-- begin Supplied entries --
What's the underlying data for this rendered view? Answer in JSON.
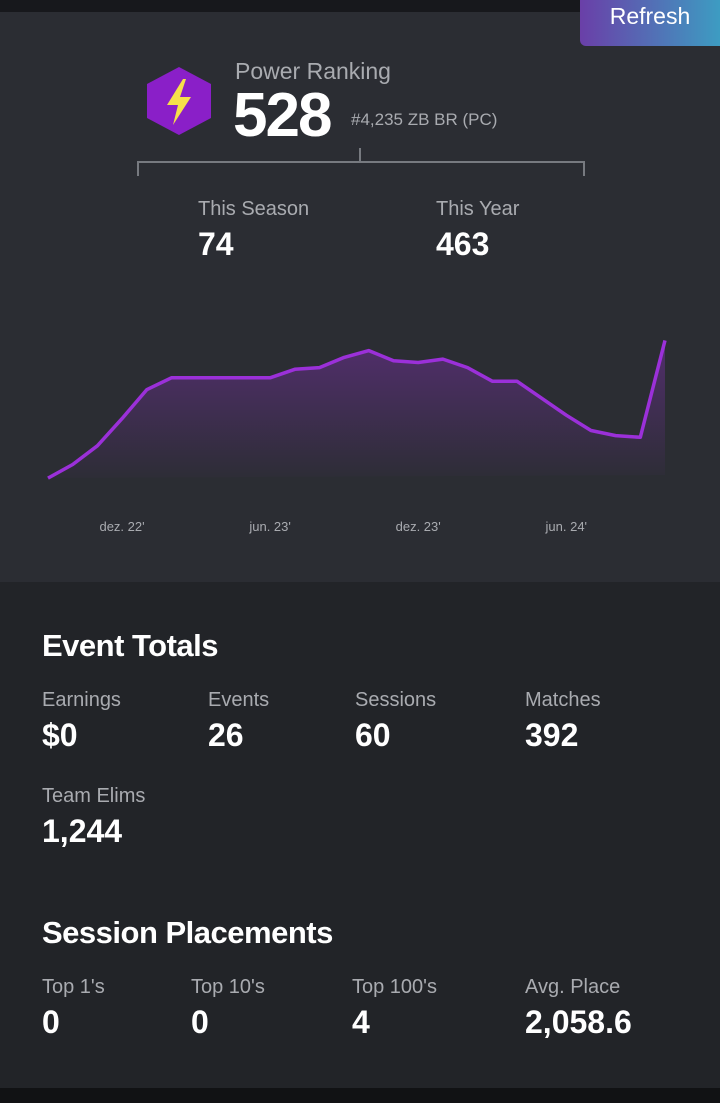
{
  "header": {
    "button": "Refresh",
    "ranking_label": "Power Ranking",
    "ranking_value": "528",
    "ranking_rank": "#4,235 ZB BR (PC)",
    "season_label": "This Season",
    "season_value": "74",
    "year_label": "This Year",
    "year_value": "463"
  },
  "chart_data": {
    "type": "area",
    "color": "#9b30d9",
    "categories": [
      null,
      null,
      null,
      "dez. 22'",
      null,
      null,
      null,
      null,
      null,
      "jun. 23'",
      null,
      null,
      null,
      null,
      null,
      "dez. 23'",
      null,
      null,
      null,
      null,
      null,
      "jun. 24'",
      null,
      null,
      null,
      null
    ],
    "values": [
      7,
      15,
      26,
      42,
      59,
      66,
      66,
      66,
      66,
      66,
      71,
      72,
      78,
      82,
      76,
      75,
      77,
      72,
      64,
      64,
      54,
      44,
      35,
      32,
      31,
      88
    ],
    "ylim": [
      0,
      100
    ]
  },
  "event_totals": {
    "title": "Event Totals",
    "stats": [
      {
        "label": "Earnings",
        "value": "$0"
      },
      {
        "label": "Events",
        "value": "26"
      },
      {
        "label": "Sessions",
        "value": "60"
      },
      {
        "label": "Matches",
        "value": "392"
      },
      {
        "label": "Team Elims",
        "value": "1,244"
      }
    ]
  },
  "session_placements": {
    "title": "Session Placements",
    "stats": [
      {
        "label": "Top 1's",
        "value": "0"
      },
      {
        "label": "Top 10's",
        "value": "0"
      },
      {
        "label": "Top 100's",
        "value": "4"
      },
      {
        "label": "Avg. Place",
        "value": "2,058.6"
      }
    ]
  }
}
-- end Supplied entries --
Stated goal: Could you reproduce every record above exactly, leaving out the pictures?

Task output:
What's the underlying data for this rendered view? Answer in JSON.
{
  "header": {
    "button": "Refresh",
    "ranking_label": "Power Ranking",
    "ranking_value": "528",
    "ranking_rank": "#4,235 ZB BR (PC)",
    "season_label": "This Season",
    "season_value": "74",
    "year_label": "This Year",
    "year_value": "463"
  },
  "chart_data": {
    "type": "area",
    "color": "#9b30d9",
    "categories": [
      null,
      null,
      null,
      "dez. 22'",
      null,
      null,
      null,
      null,
      null,
      "jun. 23'",
      null,
      null,
      null,
      null,
      null,
      "dez. 23'",
      null,
      null,
      null,
      null,
      null,
      "jun. 24'",
      null,
      null,
      null,
      null
    ],
    "values": [
      7,
      15,
      26,
      42,
      59,
      66,
      66,
      66,
      66,
      66,
      71,
      72,
      78,
      82,
      76,
      75,
      77,
      72,
      64,
      64,
      54,
      44,
      35,
      32,
      31,
      88
    ],
    "ylim": [
      0,
      100
    ]
  },
  "event_totals": {
    "title": "Event Totals",
    "stats": [
      {
        "label": "Earnings",
        "value": "$0"
      },
      {
        "label": "Events",
        "value": "26"
      },
      {
        "label": "Sessions",
        "value": "60"
      },
      {
        "label": "Matches",
        "value": "392"
      },
      {
        "label": "Team Elims",
        "value": "1,244"
      }
    ]
  },
  "session_placements": {
    "title": "Session Placements",
    "stats": [
      {
        "label": "Top 1's",
        "value": "0"
      },
      {
        "label": "Top 10's",
        "value": "0"
      },
      {
        "label": "Top 100's",
        "value": "4"
      },
      {
        "label": "Avg. Place",
        "value": "2,058.6"
      }
    ]
  }
}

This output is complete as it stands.